[Records contained in a dataset]
================
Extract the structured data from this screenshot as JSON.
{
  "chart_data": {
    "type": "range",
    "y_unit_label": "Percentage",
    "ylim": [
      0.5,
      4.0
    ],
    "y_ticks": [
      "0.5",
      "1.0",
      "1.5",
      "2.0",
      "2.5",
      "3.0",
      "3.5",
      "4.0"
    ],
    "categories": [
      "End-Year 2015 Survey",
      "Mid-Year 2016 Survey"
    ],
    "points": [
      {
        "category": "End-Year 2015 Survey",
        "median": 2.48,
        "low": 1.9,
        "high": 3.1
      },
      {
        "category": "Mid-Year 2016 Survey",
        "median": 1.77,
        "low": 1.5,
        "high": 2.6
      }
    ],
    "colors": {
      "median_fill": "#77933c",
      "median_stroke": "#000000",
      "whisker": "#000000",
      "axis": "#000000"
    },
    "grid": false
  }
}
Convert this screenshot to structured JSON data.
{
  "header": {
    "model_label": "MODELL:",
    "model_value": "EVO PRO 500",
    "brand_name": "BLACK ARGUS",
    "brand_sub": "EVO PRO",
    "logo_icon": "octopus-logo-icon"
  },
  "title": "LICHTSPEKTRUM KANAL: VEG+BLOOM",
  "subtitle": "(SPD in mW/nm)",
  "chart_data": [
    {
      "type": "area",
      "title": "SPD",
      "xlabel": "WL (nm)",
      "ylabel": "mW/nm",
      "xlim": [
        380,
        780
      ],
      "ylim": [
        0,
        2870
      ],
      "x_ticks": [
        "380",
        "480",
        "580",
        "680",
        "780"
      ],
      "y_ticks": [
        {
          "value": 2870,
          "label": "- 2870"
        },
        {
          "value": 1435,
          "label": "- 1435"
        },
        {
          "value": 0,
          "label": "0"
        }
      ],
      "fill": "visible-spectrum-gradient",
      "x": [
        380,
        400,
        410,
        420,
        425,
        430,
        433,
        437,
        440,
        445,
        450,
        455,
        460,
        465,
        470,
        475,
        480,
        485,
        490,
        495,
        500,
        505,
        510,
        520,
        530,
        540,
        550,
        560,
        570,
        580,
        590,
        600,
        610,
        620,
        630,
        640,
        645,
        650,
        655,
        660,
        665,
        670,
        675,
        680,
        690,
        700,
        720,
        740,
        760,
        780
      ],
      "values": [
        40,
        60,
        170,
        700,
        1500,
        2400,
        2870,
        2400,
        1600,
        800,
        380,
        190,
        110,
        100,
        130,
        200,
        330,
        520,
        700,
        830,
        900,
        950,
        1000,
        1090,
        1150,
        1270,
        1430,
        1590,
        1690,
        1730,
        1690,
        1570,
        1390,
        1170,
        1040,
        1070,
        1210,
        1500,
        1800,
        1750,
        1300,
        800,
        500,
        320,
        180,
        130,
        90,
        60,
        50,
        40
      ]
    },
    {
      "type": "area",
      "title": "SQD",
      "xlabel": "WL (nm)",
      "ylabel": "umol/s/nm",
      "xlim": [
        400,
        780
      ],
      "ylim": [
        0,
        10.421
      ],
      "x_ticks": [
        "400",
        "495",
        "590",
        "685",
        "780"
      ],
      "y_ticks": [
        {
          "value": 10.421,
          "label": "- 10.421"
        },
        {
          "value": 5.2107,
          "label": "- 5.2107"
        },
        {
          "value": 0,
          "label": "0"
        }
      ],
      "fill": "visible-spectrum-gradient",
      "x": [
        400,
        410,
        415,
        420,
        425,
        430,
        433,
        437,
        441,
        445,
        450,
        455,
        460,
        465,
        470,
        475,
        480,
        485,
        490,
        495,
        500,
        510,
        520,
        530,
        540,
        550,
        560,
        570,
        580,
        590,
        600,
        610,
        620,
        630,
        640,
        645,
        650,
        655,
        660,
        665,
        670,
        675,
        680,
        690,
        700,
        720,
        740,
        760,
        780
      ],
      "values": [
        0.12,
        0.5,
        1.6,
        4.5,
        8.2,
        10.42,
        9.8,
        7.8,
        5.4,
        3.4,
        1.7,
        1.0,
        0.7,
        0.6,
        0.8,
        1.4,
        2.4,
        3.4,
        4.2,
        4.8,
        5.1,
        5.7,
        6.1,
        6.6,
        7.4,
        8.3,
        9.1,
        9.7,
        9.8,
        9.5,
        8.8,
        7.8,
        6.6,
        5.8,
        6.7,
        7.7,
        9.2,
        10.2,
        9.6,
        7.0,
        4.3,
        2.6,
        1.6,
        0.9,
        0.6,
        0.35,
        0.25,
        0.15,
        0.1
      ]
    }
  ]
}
================
PROBLEM REQUIREMENTS:
Give back each line above precisely as it stands.

WRITTEN RESPONSE:
Extract the structured data from this screenshot as JSON.
{
  "chart_data": {
    "type": "range",
    "y_unit_label": "Percentage",
    "ylim": [
      0.5,
      4.0
    ],
    "y_ticks": [
      "0.5",
      "1.0",
      "1.5",
      "2.0",
      "2.5",
      "3.0",
      "3.5",
      "4.0"
    ],
    "categories": [
      "End-Year 2015 Survey",
      "Mid-Year 2016 Survey"
    ],
    "points": [
      {
        "category": "End-Year 2015 Survey",
        "median": 2.48,
        "low": 1.9,
        "high": 3.1
      },
      {
        "category": "Mid-Year 2016 Survey",
        "median": 1.77,
        "low": 1.5,
        "high": 2.6
      }
    ],
    "colors": {
      "median_fill": "#77933c",
      "median_stroke": "#000000",
      "whisker": "#000000",
      "axis": "#000000"
    },
    "grid": false
  }
}
Convert this screenshot to structured JSON data.
{
  "header": {
    "model_label": "MODELL:",
    "model_value": "EVO PRO 500",
    "brand_name": "BLACK ARGUS",
    "brand_sub": "EVO PRO",
    "logo_icon": "octopus-logo-icon"
  },
  "title": "LICHTSPEKTRUM KANAL: VEG+BLOOM",
  "subtitle": "(SPD in mW/nm)",
  "chart_data": [
    {
      "type": "area",
      "title": "SPD",
      "xlabel": "WL (nm)",
      "ylabel": "mW/nm",
      "xlim": [
        380,
        780
      ],
      "ylim": [
        0,
        2870
      ],
      "x_ticks": [
        "380",
        "480",
        "580",
        "680",
        "780"
      ],
      "y_ticks": [
        {
          "value": 2870,
          "label": "- 2870"
        },
        {
          "value": 1435,
          "label": "- 1435"
        },
        {
          "value": 0,
          "label": "0"
        }
      ],
      "fill": "visible-spectrum-gradient",
      "x": [
        380,
        400,
        410,
        420,
        425,
        430,
        433,
        437,
        440,
        445,
        450,
        455,
        460,
        465,
        470,
        475,
        480,
        485,
        490,
        495,
        500,
        505,
        510,
        520,
        530,
        540,
        550,
        560,
        570,
        580,
        590,
        600,
        610,
        620,
        630,
        640,
        645,
        650,
        655,
        660,
        665,
        670,
        675,
        680,
        690,
        700,
        720,
        740,
        760,
        780
      ],
      "values": [
        40,
        60,
        170,
        700,
        1500,
        2400,
        2870,
        2400,
        1600,
        800,
        380,
        190,
        110,
        100,
        130,
        200,
        330,
        520,
        700,
        830,
        900,
        950,
        1000,
        1090,
        1150,
        1270,
        1430,
        1590,
        1690,
        1730,
        1690,
        1570,
        1390,
        1170,
        1040,
        1070,
        1210,
        1500,
        1800,
        1750,
        1300,
        800,
        500,
        320,
        180,
        130,
        90,
        60,
        50,
        40
      ]
    },
    {
      "type": "area",
      "title": "SQD",
      "xlabel": "WL (nm)",
      "ylabel": "umol/s/nm",
      "xlim": [
        400,
        780
      ],
      "ylim": [
        0,
        10.421
      ],
      "x_ticks": [
        "400",
        "495",
        "590",
        "685",
        "780"
      ],
      "y_ticks": [
        {
          "value": 10.421,
          "label": "- 10.421"
        },
        {
          "value": 5.2107,
          "label": "- 5.2107"
        },
        {
          "value": 0,
          "label": "0"
        }
      ],
      "fill": "visible-spectrum-gradient",
      "x": [
        400,
        410,
        415,
        420,
        425,
        430,
        433,
        437,
        441,
        445,
        450,
        455,
        460,
        465,
        470,
        475,
        480,
        485,
        490,
        495,
        500,
        510,
        520,
        530,
        540,
        550,
        560,
        570,
        580,
        590,
        600,
        610,
        620,
        630,
        640,
        645,
        650,
        655,
        660,
        665,
        670,
        675,
        680,
        690,
        700,
        720,
        740,
        760,
        780
      ],
      "values": [
        0.12,
        0.5,
        1.6,
        4.5,
        8.2,
        10.42,
        9.8,
        7.8,
        5.4,
        3.4,
        1.7,
        1.0,
        0.7,
        0.6,
        0.8,
        1.4,
        2.4,
        3.4,
        4.2,
        4.8,
        5.1,
        5.7,
        6.1,
        6.6,
        7.4,
        8.3,
        9.1,
        9.7,
        9.8,
        9.5,
        8.8,
        7.8,
        6.6,
        5.8,
        6.7,
        7.7,
        9.2,
        10.2,
        9.6,
        7.0,
        4.3,
        2.6,
        1.6,
        0.9,
        0.6,
        0.35,
        0.25,
        0.15,
        0.1
      ]
    }
  ]
}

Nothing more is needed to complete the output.